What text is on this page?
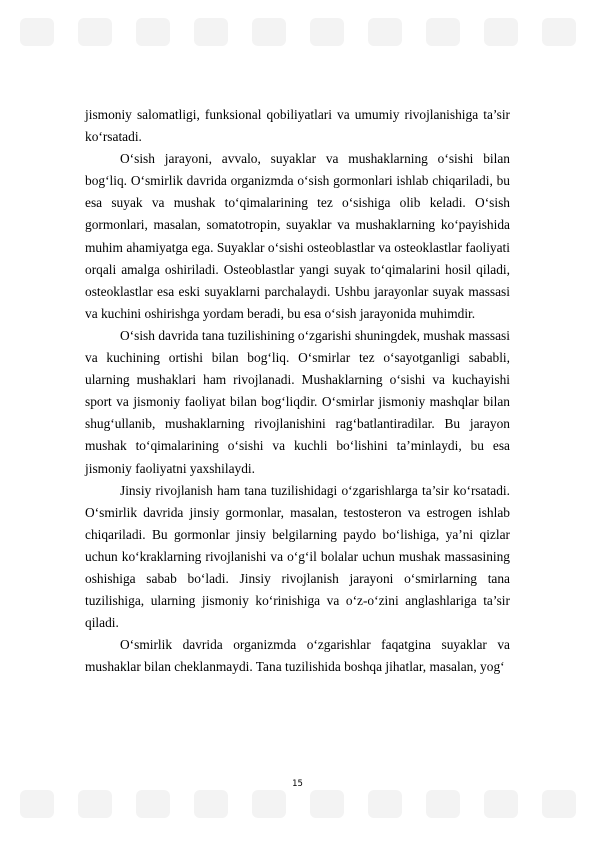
jismoniy salomatligi, funksional qobiliyatlari va umumiy rivojlanishiga ta’sir ko‘rsatadi.

O‘sish jarayoni, avvalo, suyaklar va mushaklarning o‘sishi bilan bog‘liq. O‘smirlik davrida organizmda o‘sish gormonlari ishlab chiqariladi, bu esa suyak va mushak to‘qimalarining tez o‘sishiga olib keladi. O‘sish gormonlari, masalan, somatotropin, suyaklar va mushaklarning ko‘payishida muhim ahamiyatga ega. Suyaklar o‘sishi osteoblastlar va osteoklastlar faoliyati orqali amalga oshiriladi. Osteoblastlar yangi suyak to‘qimalarini hosil qiladi, osteoklastlar esa eski suyaklarni parchalaydi. Ushbu jarayonlar suyak massasi va kuchini oshirishga yordam beradi, bu esa o‘sish jarayonida muhimdir.

O‘sish davrida tana tuzilishining o‘zgarishi shuningdek, mushak massasi va kuchining ortishi bilan bog‘liq. O‘smirlar tez o‘sayotganligi sababli, ularning mushaklari ham rivojlanadi. Mushaklarning o‘sishi va kuchayishi sport va jismoniy faoliyat bilan bog‘liqdir. O‘smirlar jismoniy mashqlar bilan shug‘ullanib, mushaklarning rivojlanishini rag‘batlantiradilar. Bu jarayon mushak to‘qimalarining o‘sishi va kuchli bo‘lishini ta’minlaydi, bu esa jismoniy faoliyatni yaxshilaydi.

Jinsiy rivojlanish ham tana tuzilishidagi o‘zgarishlarga ta’sir ko‘rsatadi. O‘smirlik davrida jinsiy gormonlar, masalan, testosteron va estrogen ishlab chiqariladi. Bu gormonlar jinsiy belgilarning paydo bo‘lishiga, ya’ni qizlar uchun ko‘kraklarning rivojlanishi va o‘g‘il bolalar uchun mushak massasining oshishiga sabab bo‘ladi. Jinsiy rivojlanish jarayoni o‘smirlarning tana tuzilishiga, ularning jismoniy ko‘rinishiga va o‘z-o‘zini anglashlariga ta’sir qiladi.

O‘smirlik davrida organizmda o‘zgarishlar faqatgina suyaklar va mushaklar bilan cheklanmaydi. Tana tuzilishida boshqa jihatlar, masalan, yog‘

15
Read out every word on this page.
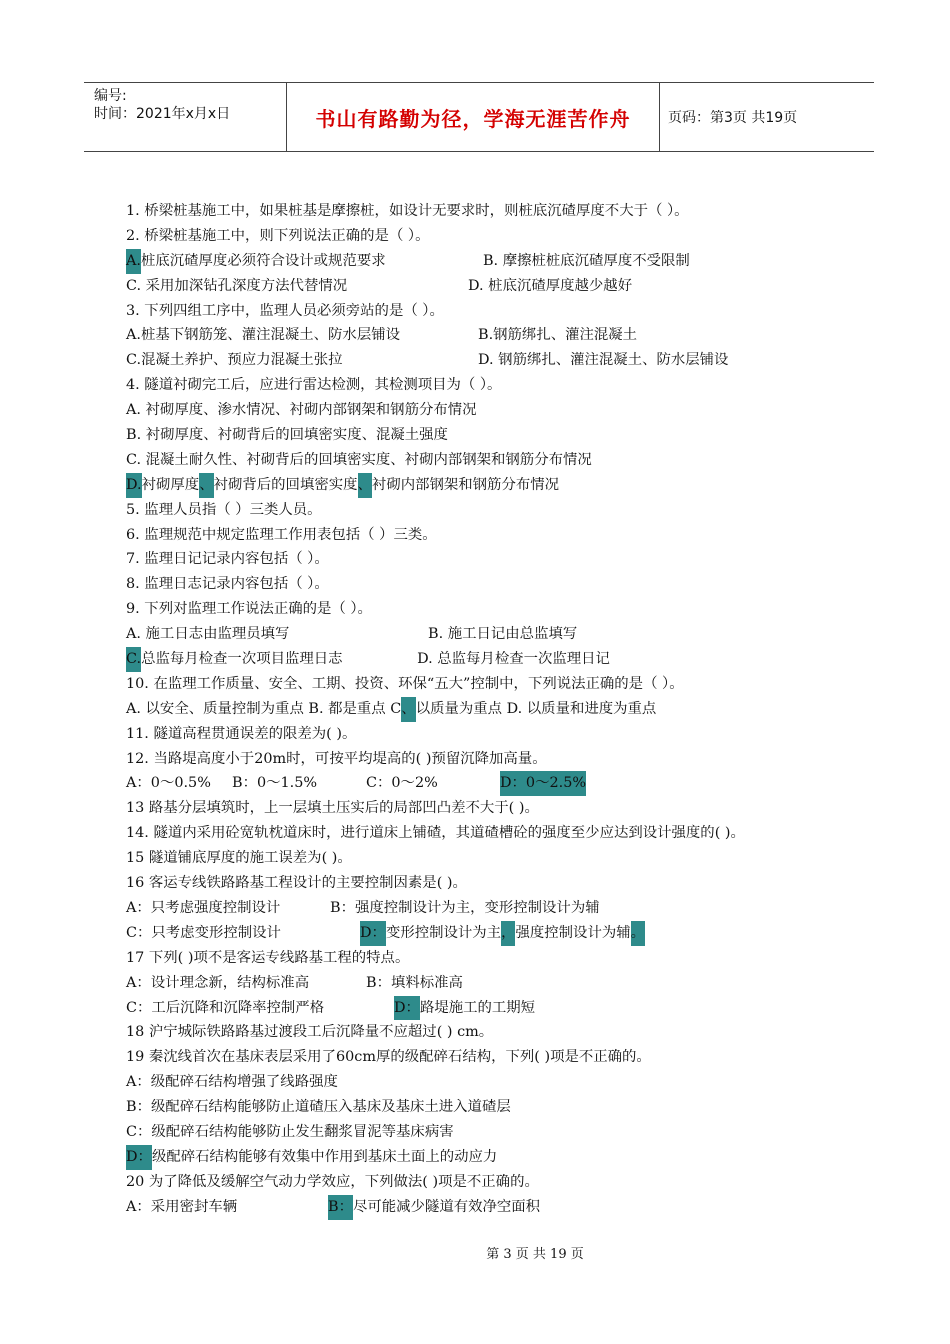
编号:
时间：2021年x月x日	书山有路勤为径，学海无涯苦作舟	页码：第3页 共19页
1. 桥梁桩基施工中，如果桩基是摩擦桩，如设计无要求时，则桩底沉碴厚度不大于（ ）。
2. 桥梁桩基施工中，则下列说法正确的是（ ）。
A.桩底沉碴厚度必须符合设计或规范要求	B. 摩擦桩桩底沉碴厚度不受限制
C. 采用加深钻孔深度方法代替情况	D. 桩底沉碴厚度越少越好
3. 下列四组工序中，监理人员必须旁站的是（ ）。
A.桩基下钢筋笼、灌注混凝土、防水层铺设	B.钢筋绑扎、灌注混凝土
C.混凝土养护、预应力混凝土张拉	D. 钢筋绑扎、灌注混凝土、防水层铺设
4. 隧道衬砌完工后，应进行雷达检测，其检测项目为（ ）。
A. 衬砌厚度、渗水情况、衬砌内部钢架和钢筋分布情况
B. 衬砌厚度、衬砌背后的回填密实度、混凝土强度
C. 混凝土耐久性、衬砌背后的回填密实度、衬砌内部钢架和钢筋分布情况
D.衬砌厚度、衬砌背后的回填密实度、衬砌内部钢架和钢筋分布情况
5. 监理人员指（ ）三类人员。
6. 监理规范中规定监理工作用表包括（ ）三类。
7. 监理日记记录内容包括（ ）。
8. 监理日志记录内容包括（ ）。
9. 下列对监理工作说法正确的是（ ）。
A. 施工日志由监理员填写	B. 施工日记由总监填写
C.总监每月检查一次项目监理日志	D. 总监每月检查一次监理日记
10. 在监理工作质量、安全、工期、投资、环保“五大”控制中，下列说法正确的是（ ）。
A. 以安全、质量控制为重点 B. 都是重点 C、以质量为重点 D. 以质量和进度为重点
11. 隧道高程贯通误差的限差为( )。
12. 当路堤高度小于20m时，可按平均堤高的( )预留沉降加高量。
A：0～0.5% B：0～1.5%	C：0～2%	D：0～2.5%
13 路基分层填筑时，上一层填土压实后的局部凹凸差不大于( )。
14. 隧道内采用砼宽轨枕道床时，进行道床上铺碴，其道碴槽砼的强度至少应达到设计强度的( )。
15 隧道铺底厚度的施工误差为( )。
16 客运专线铁路路基工程设计的主要控制因素是( )。
A：只考虑强度控制设计	B：强度控制设计为主，变形控制设计为辅
C：只考虑变形控制设计	D：变形控制设计为主，强度控制设计为辅。
17 下列( )项不是客运专线路基工程的特点。
A：设计理念新，结构标准高	B：填料标准高
C：工后沉降和沉降率控制严格	D：路堤施工的工期短
18 沪宁城际铁路路基过渡段工后沉降量不应超过( ) cm。
19 秦沈线首次在基床表层采用了60cm厚的级配碎石结构，下列( )项是不正确的。
A：级配碎石结构增强了线路强度
B：级配碎石结构能够防止道碴压入基床及基床土进入道碴层
C：级配碎石结构能够防止发生翻浆冒泥等基床病害
D：级配碎石结构能够有效集中作用到基床土面上的动应力
20 为了降低及缓解空气动力学效应，下列做法( )项是不正确的。
A：采用密封车辆	B：尽可能减少隧道有效净空面积
第 3 页 共 19 页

* _DO THIS_
Copy every record above exactly, leaving out the pictures.

* _RESPONSE BELOW_
What text is on this page?
jismoniy salomatligi, funksional qobiliyatlari va umumiy rivojlanishiga ta’sir ko‘rsatadi.

O‘sish jarayoni, avvalo, suyaklar va mushaklarning o‘sishi bilan bog‘liq. O‘smirlik davrida organizmda o‘sish gormonlari ishlab chiqariladi, bu esa suyak va mushak to‘qimalarining tez o‘sishiga olib keladi. O‘sish gormonlari, masalan, somatotropin, suyaklar va mushaklarning ko‘payishida muhim ahamiyatga ega. Suyaklar o‘sishi osteoblastlar va osteoklastlar faoliyati orqali amalga oshiriladi. Osteoblastlar yangi suyak to‘qimalarini hosil qiladi, osteoklastlar esa eski suyaklarni parchalaydi. Ushbu jarayonlar suyak massasi va kuchini oshirishga yordam beradi, bu esa o‘sish jarayonida muhimdir.

O‘sish davrida tana tuzilishining o‘zgarishi shuningdek, mushak massasi va kuchining ortishi bilan bog‘liq. O‘smirlar tez o‘sayotganligi sababli, ularning mushaklari ham rivojlanadi. Mushaklarning o‘sishi va kuchayishi sport va jismoniy faoliyat bilan bog‘liqdir. O‘smirlar jismoniy mashqlar bilan shug‘ullanib, mushaklarning rivojlanishini rag‘batlantiradilar. Bu jarayon mushak to‘qimalarining o‘sishi va kuchli bo‘lishini ta’minlaydi, bu esa jismoniy faoliyatni yaxshilaydi.

Jinsiy rivojlanish ham tana tuzilishidagi o‘zgarishlarga ta’sir ko‘rsatadi. O‘smirlik davrida jinsiy gormonlar, masalan, testosteron va estrogen ishlab chiqariladi. Bu gormonlar jinsiy belgilarning paydo bo‘lishiga, ya’ni qizlar uchun ko‘kraklarning rivojlanishi va o‘g‘il bolalar uchun mushak massasining oshishiga sabab bo‘ladi. Jinsiy rivojlanish jarayoni o‘smirlarning tana tuzilishiga, ularning jismoniy ko‘rinishiga va o‘z-o‘zini anglashlariga ta’sir qiladi.

O‘smirlik davrida organizmda o‘zgarishlar faqatgina suyaklar va mushaklar bilan cheklanmaydi. Tana tuzilishida boshqa jihatlar, masalan, yog‘

15
Read out every word on this page.
编号:
时间：2021年x月x日	书山有路勤为径，学海无涯苦作舟	页码：第3页 共19页
1. 桥梁桩基施工中，如果桩基是摩擦桩，如设计无要求时，则桩底沉碴厚度不大于（ ）。
2. 桥梁桩基施工中，则下列说法正确的是（ ）。
A.桩底沉碴厚度必须符合设计或规范要求	B. 摩擦桩桩底沉碴厚度不受限制
C. 采用加深钻孔深度方法代替情况	D. 桩底沉碴厚度越少越好
3. 下列四组工序中，监理人员必须旁站的是（ ）。
A.桩基下钢筋笼、灌注混凝土、防水层铺设	B.钢筋绑扎、灌注混凝土
C.混凝土养护、预应力混凝土张拉	D. 钢筋绑扎、灌注混凝土、防水层铺设
4. 隧道衬砌完工后，应进行雷达检测，其检测项目为（ ）。
A. 衬砌厚度、渗水情况、衬砌内部钢架和钢筋分布情况
B. 衬砌厚度、衬砌背后的回填密实度、混凝土强度
C. 混凝土耐久性、衬砌背后的回填密实度、衬砌内部钢架和钢筋分布情况
D.衬砌厚度、衬砌背后的回填密实度、衬砌内部钢架和钢筋分布情况
5. 监理人员指（ ）三类人员。
6. 监理规范中规定监理工作用表包括（ ）三类。
7. 监理日记记录内容包括（ ）。
8. 监理日志记录内容包括（ ）。
9. 下列对监理工作说法正确的是（ ）。
A. 施工日志由监理员填写	B. 施工日记由总监填写
C.总监每月检查一次项目监理日志	D. 总监每月检查一次监理日记
10. 在监理工作质量、安全、工期、投资、环保“五大”控制中，下列说法正确的是（ ）。
A. 以安全、质量控制为重点 B. 都是重点 C、以质量为重点 D. 以质量和进度为重点
11. 隧道高程贯通误差的限差为( )。
12. 当路堤高度小于20m时，可按平均堤高的( )预留沉降加高量。
A：0～0.5% B：0～1.5%	C：0～2%	D：0～2.5%
13 路基分层填筑时，上一层填土压实后的局部凹凸差不大于( )。
14. 隧道内采用砼宽轨枕道床时，进行道床上铺碴，其道碴槽砼的强度至少应达到设计强度的( )。
15 隧道铺底厚度的施工误差为( )。
16 客运专线铁路路基工程设计的主要控制因素是( )。
A：只考虑强度控制设计	B：强度控制设计为主，变形控制设计为辅
C：只考虑变形控制设计	D：变形控制设计为主，强度控制设计为辅。
17 下列( )项不是客运专线路基工程的特点。
A：设计理念新，结构标准高	B：填料标准高
C：工后沉降和沉降率控制严格	D：路堤施工的工期短
18 沪宁城际铁路路基过渡段工后沉降量不应超过( ) cm。
19 秦沈线首次在基床表层采用了60cm厚的级配碎石结构，下列( )项是不正确的。
A：级配碎石结构增强了线路强度
B：级配碎石结构能够防止道碴压入基床及基床土进入道碴层
C：级配碎石结构能够防止发生翻浆冒泥等基床病害
D：级配碎石结构能够有效集中作用到基床土面上的动应力
20 为了降低及缓解空气动力学效应，下列做法( )项是不正确的。
A：采用密封车辆	B：尽可能减少隧道有效净空面积
第 3 页 共 19 页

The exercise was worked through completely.